→ Challenge: Write the listing below out again exactly, dropping the images.

▼

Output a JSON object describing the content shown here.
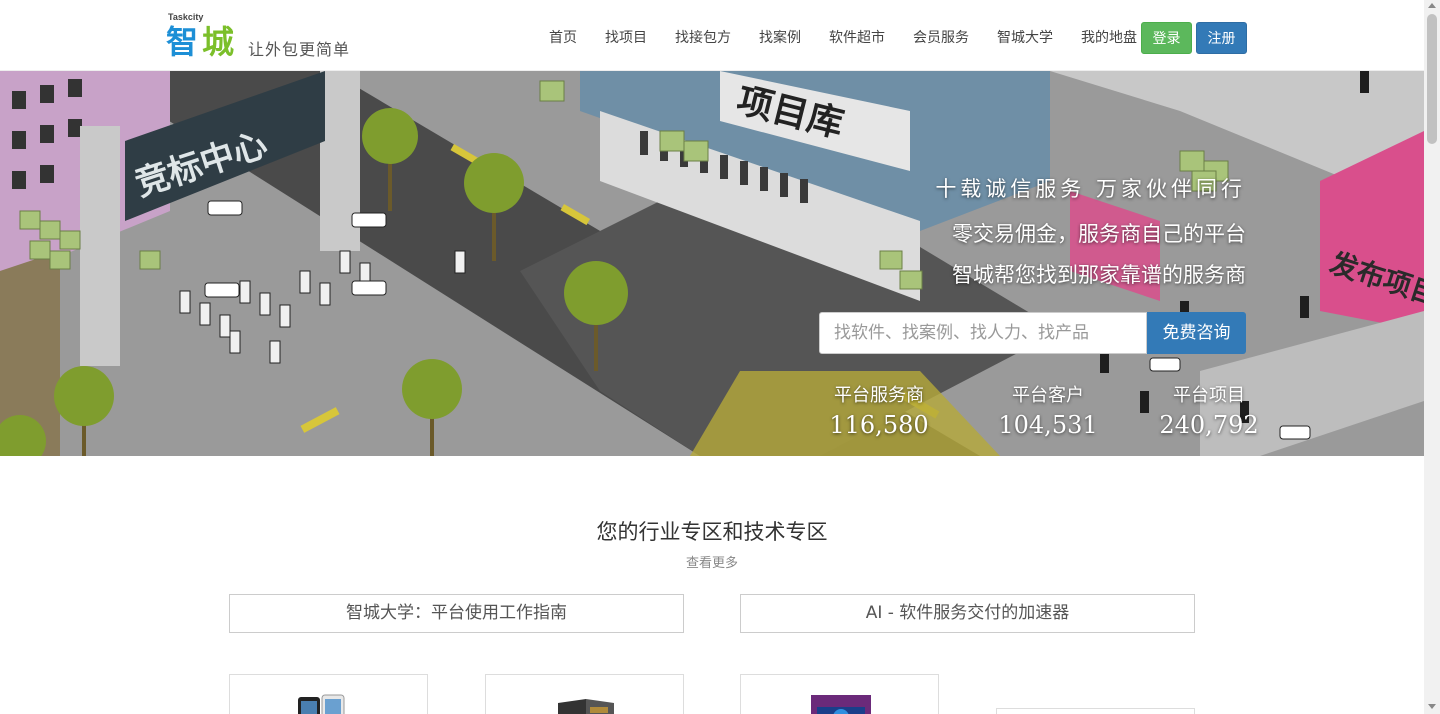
{
  "header": {
    "logo": {
      "small_text": "Taskcity",
      "brand_part1": "智",
      "brand_part2": "城",
      "slogan": "让外包更简单"
    },
    "nav": [
      "首页",
      "找项目",
      "找接包方",
      "找案例",
      "软件超市",
      "会员服务",
      "智城大学",
      "我的地盘"
    ],
    "login_label": "登录",
    "register_label": "注册"
  },
  "hero": {
    "scene_signs": {
      "bidding_center": "竞标中心",
      "project_library": "项目库",
      "publish_project": "发布项目"
    },
    "tagline1": "十载诚信服务 万家伙伴同行",
    "tagline2": "零交易佣金，服务商自己的平台",
    "tagline3": "智城帮您找到那家靠谱的服务商",
    "search": {
      "placeholder": "找软件、找案例、找人力、找产品",
      "button_label": "免费咨询"
    },
    "stats": [
      {
        "label": "平台服务商",
        "value": "116,580"
      },
      {
        "label": "平台客户",
        "value": "104,531"
      },
      {
        "label": "平台项目",
        "value": "240,792"
      }
    ]
  },
  "section": {
    "title": "您的行业专区和技术专区",
    "more": "查看更多",
    "banners": [
      "智城大学：平台使用工作指南",
      "AI - 软件服务交付的加速器"
    ]
  },
  "colors": {
    "login_green": "#5cb85c",
    "register_blue": "#337ab7",
    "brand_blue": "#1d8fd6",
    "brand_green": "#7bbf2a"
  }
}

▲

→ Exercise answer:
Output a JSON object describing the content shown here.
{
  "header": {
    "logo": {
      "small_text": "Taskcity",
      "brand_part1": "智",
      "brand_part2": "城",
      "slogan": "让外包更简单"
    },
    "nav": [
      "首页",
      "找项目",
      "找接包方",
      "找案例",
      "软件超市",
      "会员服务",
      "智城大学",
      "我的地盘"
    ],
    "login_label": "登录",
    "register_label": "注册"
  },
  "hero": {
    "scene_signs": {
      "bidding_center": "竞标中心",
      "project_library": "项目库",
      "publish_project": "发布项目"
    },
    "tagline1": "十载诚信服务 万家伙伴同行",
    "tagline2": "零交易佣金，服务商自己的平台",
    "tagline3": "智城帮您找到那家靠谱的服务商",
    "search": {
      "placeholder": "找软件、找案例、找人力、找产品",
      "button_label": "免费咨询"
    },
    "stats": [
      {
        "label": "平台服务商",
        "value": "116,580"
      },
      {
        "label": "平台客户",
        "value": "104,531"
      },
      {
        "label": "平台项目",
        "value": "240,792"
      }
    ]
  },
  "section": {
    "title": "您的行业专区和技术专区",
    "more": "查看更多",
    "banners": [
      "智城大学：平台使用工作指南",
      "AI - 软件服务交付的加速器"
    ]
  },
  "colors": {
    "login_green": "#5cb85c",
    "register_blue": "#337ab7",
    "brand_blue": "#1d8fd6",
    "brand_green": "#7bbf2a"
  }
}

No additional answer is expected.